WRITTEN EXERCISE -
Give the number of lines that include the string "DÉCLARÉES", nothing more.
┌──
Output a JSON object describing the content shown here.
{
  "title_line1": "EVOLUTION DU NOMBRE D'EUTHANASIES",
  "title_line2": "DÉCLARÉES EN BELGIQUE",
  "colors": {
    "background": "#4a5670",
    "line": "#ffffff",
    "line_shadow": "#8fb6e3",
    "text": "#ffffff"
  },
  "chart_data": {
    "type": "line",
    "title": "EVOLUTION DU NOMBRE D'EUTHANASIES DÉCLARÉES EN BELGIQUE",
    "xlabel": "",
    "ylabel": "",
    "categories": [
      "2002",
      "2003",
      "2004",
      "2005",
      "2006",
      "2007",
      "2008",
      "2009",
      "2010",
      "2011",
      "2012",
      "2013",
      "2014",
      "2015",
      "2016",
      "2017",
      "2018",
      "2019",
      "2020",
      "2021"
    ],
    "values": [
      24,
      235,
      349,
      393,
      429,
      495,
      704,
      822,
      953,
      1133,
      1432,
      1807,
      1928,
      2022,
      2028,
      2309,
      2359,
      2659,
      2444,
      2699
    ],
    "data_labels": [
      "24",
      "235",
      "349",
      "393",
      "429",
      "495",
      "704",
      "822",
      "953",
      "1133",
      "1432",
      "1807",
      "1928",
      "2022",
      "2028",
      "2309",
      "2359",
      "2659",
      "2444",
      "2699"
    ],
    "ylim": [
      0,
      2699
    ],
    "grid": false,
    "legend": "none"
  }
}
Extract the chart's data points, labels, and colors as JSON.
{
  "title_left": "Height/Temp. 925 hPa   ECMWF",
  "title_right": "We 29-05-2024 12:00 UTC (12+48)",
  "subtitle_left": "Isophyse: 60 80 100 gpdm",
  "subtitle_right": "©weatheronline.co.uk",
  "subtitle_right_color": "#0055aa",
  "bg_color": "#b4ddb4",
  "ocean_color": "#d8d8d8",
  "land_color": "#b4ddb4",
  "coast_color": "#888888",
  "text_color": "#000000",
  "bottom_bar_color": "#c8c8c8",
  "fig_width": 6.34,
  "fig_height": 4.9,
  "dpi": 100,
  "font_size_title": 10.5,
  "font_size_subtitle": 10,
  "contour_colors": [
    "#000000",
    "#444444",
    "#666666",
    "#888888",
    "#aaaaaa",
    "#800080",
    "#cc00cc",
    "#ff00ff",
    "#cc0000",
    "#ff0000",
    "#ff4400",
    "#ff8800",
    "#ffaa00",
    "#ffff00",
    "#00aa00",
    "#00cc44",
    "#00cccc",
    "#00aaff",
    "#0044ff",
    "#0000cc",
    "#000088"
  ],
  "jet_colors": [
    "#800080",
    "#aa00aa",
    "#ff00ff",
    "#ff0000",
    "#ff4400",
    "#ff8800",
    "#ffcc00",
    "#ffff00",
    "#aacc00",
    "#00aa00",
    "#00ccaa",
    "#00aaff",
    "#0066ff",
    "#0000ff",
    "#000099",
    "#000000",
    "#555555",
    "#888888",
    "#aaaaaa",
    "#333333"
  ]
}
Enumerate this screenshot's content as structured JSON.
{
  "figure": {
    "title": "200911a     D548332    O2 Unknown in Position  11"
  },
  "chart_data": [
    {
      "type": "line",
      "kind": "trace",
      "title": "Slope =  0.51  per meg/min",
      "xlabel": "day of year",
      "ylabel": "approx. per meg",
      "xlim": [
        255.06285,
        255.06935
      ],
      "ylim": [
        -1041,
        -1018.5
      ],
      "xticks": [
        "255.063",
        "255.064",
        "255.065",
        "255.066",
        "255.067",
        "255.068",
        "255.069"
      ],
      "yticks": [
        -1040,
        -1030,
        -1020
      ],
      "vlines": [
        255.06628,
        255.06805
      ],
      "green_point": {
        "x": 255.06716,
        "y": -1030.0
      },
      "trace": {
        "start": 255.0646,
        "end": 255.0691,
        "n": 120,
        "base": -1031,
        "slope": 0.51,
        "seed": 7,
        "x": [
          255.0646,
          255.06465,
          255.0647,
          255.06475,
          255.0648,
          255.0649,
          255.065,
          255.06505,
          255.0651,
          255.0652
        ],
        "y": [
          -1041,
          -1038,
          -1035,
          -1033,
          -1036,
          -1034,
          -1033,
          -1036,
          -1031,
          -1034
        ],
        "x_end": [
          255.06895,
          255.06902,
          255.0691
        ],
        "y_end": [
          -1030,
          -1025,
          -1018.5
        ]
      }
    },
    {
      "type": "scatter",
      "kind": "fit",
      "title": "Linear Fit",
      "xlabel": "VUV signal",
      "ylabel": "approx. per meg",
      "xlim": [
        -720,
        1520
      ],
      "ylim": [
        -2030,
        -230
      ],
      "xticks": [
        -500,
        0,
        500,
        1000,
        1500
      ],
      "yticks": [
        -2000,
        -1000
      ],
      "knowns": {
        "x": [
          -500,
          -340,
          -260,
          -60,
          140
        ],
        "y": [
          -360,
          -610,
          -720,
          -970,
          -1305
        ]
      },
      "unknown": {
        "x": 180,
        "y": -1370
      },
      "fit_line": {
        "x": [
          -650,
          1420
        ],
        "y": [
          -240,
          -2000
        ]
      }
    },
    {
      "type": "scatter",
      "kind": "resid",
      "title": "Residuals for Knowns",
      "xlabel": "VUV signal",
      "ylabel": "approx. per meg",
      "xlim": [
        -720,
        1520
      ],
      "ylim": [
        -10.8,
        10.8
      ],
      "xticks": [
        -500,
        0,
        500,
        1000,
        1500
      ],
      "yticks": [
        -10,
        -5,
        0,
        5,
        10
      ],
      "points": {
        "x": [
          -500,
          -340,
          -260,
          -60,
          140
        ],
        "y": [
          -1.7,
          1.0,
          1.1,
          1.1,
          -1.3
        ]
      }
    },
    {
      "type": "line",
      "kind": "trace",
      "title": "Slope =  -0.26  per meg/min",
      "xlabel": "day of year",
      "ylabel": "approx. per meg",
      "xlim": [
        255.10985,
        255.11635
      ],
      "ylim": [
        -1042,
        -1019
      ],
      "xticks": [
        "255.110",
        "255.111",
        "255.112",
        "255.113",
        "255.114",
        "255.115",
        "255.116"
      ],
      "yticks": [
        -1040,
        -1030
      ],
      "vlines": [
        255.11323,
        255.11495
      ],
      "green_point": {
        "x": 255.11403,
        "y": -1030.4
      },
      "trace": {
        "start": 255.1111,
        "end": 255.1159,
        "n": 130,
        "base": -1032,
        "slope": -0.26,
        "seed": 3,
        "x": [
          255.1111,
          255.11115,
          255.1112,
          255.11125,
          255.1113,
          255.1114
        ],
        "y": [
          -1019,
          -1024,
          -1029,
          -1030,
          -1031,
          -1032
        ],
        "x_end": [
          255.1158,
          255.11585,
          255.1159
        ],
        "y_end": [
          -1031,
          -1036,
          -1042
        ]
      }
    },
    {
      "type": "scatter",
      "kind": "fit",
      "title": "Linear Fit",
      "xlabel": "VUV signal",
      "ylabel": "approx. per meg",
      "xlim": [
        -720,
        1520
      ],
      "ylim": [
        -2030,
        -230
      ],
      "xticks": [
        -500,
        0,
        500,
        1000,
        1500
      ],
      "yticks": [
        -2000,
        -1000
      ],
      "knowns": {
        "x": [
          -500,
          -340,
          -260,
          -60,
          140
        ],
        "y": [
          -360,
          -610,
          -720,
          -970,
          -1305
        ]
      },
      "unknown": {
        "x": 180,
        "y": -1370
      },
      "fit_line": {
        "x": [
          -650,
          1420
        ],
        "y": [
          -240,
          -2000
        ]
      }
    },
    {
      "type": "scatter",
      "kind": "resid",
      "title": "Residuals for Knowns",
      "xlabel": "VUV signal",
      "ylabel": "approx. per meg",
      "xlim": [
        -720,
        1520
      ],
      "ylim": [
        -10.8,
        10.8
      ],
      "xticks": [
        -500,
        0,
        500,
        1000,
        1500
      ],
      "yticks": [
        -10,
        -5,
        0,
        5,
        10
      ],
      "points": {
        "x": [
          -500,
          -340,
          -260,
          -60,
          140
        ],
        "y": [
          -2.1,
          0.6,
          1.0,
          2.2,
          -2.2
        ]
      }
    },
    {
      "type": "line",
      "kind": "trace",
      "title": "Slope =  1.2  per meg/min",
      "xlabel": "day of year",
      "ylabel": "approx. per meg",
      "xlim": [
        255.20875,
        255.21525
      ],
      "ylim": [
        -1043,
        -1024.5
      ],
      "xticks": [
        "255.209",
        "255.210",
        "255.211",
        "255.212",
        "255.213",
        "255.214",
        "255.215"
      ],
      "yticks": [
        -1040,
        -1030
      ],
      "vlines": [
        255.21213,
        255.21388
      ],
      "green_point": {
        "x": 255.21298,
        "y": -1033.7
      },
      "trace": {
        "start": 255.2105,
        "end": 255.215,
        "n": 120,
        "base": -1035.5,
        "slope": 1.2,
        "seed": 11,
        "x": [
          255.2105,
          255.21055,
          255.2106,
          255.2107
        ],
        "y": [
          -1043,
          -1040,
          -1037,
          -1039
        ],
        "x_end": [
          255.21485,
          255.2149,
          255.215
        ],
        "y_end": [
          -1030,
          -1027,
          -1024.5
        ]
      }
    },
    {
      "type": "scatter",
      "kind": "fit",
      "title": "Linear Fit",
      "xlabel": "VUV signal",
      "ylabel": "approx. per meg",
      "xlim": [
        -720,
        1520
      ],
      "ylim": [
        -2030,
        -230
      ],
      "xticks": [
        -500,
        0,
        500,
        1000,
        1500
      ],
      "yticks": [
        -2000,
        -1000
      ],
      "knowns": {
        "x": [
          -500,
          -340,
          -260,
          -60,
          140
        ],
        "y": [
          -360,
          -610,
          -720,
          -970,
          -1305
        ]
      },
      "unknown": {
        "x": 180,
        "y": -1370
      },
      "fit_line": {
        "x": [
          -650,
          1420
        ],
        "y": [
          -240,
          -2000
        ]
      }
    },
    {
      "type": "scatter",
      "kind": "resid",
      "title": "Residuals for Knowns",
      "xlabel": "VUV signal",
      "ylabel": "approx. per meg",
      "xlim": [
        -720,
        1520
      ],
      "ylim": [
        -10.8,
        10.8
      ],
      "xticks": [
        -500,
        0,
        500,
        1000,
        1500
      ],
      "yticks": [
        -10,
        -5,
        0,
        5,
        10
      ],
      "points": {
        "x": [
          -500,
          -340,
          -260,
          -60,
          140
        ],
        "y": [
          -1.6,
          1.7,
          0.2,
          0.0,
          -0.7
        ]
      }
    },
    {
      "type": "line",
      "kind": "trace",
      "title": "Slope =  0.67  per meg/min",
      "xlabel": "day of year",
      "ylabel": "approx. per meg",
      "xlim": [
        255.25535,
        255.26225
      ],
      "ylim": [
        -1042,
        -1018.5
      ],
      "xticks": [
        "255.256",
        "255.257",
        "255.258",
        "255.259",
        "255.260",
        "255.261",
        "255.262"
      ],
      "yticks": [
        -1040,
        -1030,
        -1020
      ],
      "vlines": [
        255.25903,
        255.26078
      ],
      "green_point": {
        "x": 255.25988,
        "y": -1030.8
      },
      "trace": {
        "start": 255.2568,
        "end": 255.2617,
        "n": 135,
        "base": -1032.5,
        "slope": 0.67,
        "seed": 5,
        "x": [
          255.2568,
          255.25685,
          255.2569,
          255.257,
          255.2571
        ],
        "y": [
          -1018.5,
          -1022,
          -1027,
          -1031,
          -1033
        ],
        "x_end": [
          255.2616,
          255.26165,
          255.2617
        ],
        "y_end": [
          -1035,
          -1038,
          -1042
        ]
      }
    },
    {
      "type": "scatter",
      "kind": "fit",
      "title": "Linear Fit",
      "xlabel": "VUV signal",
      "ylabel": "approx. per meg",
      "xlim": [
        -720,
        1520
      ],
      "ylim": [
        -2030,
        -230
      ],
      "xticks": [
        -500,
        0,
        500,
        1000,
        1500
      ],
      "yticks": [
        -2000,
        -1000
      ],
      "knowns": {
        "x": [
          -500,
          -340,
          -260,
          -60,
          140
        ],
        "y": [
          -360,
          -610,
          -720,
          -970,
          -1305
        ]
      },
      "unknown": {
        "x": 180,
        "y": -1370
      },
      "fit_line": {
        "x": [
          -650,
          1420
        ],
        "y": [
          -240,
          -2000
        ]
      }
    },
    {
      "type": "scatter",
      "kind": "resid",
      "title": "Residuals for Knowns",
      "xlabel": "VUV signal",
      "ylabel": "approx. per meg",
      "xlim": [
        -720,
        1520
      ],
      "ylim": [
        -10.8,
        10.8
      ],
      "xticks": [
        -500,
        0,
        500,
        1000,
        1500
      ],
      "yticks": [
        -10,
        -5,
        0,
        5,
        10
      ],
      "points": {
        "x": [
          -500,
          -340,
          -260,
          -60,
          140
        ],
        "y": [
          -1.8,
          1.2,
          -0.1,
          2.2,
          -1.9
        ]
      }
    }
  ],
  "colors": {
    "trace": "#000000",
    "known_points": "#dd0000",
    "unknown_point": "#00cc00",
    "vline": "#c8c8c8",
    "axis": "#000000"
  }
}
└──
THE REPLY -
2